Given task. Look through the data for the string "rates". Copy every line where it is found.
+++ Data supplied +++
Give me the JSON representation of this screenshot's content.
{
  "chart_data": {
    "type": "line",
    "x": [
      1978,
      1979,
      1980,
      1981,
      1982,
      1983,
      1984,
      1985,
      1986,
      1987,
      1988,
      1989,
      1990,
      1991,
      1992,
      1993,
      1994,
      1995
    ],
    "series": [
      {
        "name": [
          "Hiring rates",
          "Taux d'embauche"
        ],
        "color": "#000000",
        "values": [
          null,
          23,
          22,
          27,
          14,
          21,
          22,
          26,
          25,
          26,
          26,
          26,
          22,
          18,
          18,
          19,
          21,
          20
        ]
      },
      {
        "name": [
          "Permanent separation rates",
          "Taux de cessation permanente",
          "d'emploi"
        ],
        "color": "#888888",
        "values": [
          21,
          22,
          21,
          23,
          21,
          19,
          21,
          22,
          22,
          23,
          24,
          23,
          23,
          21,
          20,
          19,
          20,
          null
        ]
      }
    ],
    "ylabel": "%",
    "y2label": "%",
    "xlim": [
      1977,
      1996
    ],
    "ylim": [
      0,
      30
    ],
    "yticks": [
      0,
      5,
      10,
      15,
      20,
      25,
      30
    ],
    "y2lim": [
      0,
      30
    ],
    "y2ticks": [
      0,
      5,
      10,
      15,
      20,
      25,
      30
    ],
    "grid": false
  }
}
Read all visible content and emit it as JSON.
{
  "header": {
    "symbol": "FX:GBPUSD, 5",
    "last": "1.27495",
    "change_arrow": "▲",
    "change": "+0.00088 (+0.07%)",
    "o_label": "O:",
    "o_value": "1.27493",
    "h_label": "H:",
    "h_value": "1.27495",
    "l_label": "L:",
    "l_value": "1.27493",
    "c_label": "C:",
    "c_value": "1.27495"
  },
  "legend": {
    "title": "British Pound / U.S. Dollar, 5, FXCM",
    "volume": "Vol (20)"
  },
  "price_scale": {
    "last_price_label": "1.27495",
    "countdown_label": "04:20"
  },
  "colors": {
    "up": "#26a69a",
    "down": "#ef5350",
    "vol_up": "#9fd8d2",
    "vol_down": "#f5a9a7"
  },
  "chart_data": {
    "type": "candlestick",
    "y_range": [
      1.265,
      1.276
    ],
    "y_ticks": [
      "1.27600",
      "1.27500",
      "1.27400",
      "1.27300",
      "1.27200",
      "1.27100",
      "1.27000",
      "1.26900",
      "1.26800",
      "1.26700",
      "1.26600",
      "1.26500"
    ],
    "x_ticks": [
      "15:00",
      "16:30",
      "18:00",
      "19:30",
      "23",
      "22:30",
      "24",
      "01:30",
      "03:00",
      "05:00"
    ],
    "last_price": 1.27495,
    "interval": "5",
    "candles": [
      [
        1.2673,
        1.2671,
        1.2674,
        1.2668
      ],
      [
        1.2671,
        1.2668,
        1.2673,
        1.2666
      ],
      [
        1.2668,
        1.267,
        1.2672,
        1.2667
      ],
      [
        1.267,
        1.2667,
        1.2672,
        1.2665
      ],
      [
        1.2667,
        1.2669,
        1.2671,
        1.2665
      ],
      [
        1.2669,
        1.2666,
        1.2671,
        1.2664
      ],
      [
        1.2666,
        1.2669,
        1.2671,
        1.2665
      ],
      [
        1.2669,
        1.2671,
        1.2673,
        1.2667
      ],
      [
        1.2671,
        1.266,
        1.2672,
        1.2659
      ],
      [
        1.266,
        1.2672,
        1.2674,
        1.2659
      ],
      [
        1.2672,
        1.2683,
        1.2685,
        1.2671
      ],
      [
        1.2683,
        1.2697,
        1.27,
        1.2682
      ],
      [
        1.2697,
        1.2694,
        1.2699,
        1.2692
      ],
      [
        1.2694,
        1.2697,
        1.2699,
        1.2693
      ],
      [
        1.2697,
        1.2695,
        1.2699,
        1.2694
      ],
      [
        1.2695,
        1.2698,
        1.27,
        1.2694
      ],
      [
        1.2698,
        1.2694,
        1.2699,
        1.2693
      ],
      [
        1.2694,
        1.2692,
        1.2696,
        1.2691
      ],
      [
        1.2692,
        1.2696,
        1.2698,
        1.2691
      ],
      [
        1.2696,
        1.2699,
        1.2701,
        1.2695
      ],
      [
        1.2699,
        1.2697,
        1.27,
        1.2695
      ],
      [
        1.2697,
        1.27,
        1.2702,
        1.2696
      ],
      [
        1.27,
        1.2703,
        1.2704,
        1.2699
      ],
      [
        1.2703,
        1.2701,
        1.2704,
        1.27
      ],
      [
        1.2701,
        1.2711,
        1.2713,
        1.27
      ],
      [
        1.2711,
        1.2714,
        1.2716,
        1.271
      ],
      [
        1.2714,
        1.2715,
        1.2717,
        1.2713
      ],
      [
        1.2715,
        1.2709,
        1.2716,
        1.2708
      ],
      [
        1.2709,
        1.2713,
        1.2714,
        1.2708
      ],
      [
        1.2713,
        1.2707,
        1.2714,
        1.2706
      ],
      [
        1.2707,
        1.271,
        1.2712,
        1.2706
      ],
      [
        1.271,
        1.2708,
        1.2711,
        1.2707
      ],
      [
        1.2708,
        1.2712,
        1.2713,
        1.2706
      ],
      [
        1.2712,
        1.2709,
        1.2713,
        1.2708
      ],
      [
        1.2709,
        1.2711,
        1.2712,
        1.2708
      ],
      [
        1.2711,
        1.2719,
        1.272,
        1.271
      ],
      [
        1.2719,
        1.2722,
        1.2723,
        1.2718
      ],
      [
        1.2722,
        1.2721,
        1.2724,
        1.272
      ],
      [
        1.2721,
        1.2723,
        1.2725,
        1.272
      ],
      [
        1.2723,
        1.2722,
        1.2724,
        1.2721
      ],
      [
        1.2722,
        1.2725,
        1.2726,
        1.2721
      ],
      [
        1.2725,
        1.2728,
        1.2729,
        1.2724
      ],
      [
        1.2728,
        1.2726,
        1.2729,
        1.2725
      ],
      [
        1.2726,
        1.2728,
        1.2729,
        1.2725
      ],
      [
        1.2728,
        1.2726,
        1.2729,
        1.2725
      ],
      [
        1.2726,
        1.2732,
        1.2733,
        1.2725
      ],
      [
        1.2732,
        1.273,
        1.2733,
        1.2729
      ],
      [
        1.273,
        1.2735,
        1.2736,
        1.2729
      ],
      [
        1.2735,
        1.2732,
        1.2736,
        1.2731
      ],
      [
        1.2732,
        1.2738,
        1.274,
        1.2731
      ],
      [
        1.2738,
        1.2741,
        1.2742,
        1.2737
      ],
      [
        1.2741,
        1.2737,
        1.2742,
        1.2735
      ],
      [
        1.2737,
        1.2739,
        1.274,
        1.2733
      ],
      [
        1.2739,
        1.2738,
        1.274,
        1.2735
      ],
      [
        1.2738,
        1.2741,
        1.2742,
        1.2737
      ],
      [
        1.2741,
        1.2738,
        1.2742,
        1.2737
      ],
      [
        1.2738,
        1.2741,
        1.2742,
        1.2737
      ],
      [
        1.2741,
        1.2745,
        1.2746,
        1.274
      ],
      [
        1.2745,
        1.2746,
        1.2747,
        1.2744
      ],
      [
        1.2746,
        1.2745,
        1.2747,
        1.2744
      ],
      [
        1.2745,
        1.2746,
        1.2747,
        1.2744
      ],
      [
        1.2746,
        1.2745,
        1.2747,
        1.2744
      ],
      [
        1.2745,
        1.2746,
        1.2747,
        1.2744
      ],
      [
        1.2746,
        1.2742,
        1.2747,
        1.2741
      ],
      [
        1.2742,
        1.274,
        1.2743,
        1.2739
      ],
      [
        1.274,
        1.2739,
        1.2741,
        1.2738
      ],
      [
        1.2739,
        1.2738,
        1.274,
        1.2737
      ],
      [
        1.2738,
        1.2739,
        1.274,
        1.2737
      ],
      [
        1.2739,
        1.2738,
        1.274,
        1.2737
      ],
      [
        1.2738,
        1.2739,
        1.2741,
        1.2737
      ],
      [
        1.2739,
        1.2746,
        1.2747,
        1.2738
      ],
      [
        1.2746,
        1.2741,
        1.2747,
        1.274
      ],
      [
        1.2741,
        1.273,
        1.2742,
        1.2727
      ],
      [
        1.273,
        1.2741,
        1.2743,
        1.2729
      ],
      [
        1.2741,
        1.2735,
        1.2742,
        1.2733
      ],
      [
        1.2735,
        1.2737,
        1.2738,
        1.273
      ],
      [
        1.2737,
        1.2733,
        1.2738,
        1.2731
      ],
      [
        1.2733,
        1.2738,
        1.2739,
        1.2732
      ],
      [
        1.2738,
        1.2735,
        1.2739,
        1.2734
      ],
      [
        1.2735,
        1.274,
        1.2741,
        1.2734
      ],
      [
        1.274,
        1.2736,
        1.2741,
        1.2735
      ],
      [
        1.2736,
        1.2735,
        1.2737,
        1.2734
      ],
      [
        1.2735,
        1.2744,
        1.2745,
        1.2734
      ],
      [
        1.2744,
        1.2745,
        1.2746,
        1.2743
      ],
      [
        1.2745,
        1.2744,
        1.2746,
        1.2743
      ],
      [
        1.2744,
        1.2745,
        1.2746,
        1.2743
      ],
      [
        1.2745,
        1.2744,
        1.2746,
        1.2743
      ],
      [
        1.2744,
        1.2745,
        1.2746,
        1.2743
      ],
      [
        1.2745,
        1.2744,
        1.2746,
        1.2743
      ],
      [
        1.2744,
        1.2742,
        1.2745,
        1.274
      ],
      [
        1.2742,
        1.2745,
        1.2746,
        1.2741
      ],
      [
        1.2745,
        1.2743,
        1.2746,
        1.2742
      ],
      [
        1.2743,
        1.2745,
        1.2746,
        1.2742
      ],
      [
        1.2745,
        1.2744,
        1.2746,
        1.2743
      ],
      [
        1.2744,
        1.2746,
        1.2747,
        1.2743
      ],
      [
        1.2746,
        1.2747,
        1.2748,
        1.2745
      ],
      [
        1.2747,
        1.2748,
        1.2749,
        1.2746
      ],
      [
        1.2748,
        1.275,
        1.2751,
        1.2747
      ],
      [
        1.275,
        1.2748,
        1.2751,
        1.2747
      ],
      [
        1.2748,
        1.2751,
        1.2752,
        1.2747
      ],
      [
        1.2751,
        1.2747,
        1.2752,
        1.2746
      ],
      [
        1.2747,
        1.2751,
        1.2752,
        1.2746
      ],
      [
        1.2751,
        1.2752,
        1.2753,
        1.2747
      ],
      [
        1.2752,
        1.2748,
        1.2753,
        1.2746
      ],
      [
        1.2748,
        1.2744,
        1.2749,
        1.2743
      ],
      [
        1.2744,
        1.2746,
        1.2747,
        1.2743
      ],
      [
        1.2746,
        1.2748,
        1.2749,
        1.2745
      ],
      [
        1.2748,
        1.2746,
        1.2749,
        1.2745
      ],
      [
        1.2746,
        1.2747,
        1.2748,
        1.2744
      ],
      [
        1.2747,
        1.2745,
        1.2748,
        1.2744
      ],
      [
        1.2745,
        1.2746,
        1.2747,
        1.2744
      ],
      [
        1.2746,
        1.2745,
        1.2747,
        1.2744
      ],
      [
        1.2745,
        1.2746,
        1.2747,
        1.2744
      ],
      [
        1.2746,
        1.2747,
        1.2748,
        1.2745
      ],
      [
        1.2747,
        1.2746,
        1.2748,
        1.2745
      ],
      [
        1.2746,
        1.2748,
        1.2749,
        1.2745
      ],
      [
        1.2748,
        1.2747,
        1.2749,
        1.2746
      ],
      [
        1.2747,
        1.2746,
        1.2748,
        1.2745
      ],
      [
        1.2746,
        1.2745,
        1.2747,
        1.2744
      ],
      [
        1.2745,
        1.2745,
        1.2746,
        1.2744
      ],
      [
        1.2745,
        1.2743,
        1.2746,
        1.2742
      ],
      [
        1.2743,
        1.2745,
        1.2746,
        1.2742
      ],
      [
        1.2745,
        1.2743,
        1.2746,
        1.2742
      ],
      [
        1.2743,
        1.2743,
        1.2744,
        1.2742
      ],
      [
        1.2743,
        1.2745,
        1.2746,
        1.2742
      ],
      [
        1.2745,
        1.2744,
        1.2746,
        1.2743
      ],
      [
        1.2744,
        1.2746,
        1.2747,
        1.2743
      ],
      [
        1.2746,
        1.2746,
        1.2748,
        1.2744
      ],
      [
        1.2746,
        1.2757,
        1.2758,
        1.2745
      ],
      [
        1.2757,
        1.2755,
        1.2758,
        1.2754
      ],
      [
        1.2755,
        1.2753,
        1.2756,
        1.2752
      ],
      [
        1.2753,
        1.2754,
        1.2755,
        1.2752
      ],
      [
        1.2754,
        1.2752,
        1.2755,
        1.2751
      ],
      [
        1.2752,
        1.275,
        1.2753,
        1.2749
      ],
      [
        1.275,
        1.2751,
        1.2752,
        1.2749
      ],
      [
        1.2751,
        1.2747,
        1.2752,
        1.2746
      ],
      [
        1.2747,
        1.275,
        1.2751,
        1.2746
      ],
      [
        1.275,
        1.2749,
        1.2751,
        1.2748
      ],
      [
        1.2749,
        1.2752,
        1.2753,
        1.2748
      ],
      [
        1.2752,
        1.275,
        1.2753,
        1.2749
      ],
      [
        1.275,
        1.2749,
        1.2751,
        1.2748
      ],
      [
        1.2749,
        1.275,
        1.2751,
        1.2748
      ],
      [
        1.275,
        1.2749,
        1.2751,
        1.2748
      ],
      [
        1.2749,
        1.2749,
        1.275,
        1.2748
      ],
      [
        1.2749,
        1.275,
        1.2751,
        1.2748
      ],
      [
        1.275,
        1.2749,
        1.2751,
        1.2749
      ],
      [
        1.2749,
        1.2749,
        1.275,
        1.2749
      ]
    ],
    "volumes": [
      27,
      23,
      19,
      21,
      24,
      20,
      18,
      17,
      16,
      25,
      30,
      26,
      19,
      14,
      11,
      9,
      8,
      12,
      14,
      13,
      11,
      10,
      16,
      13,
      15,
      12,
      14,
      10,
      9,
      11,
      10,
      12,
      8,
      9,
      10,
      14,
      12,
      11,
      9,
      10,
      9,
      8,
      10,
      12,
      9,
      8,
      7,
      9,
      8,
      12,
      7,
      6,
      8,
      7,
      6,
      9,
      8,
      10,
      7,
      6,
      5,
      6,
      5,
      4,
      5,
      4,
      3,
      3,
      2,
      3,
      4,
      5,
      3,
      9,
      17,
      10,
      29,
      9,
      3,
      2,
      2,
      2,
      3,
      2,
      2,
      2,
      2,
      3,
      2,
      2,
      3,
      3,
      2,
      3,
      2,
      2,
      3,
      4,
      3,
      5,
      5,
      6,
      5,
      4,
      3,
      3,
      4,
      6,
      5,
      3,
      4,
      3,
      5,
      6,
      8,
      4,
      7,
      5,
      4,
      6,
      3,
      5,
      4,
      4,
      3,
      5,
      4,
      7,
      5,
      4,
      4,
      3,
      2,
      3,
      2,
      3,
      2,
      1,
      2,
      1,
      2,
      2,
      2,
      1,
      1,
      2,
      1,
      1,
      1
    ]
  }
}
+++
Response for this exercise.
          "Hiring rates",
          "Permanent separation rates",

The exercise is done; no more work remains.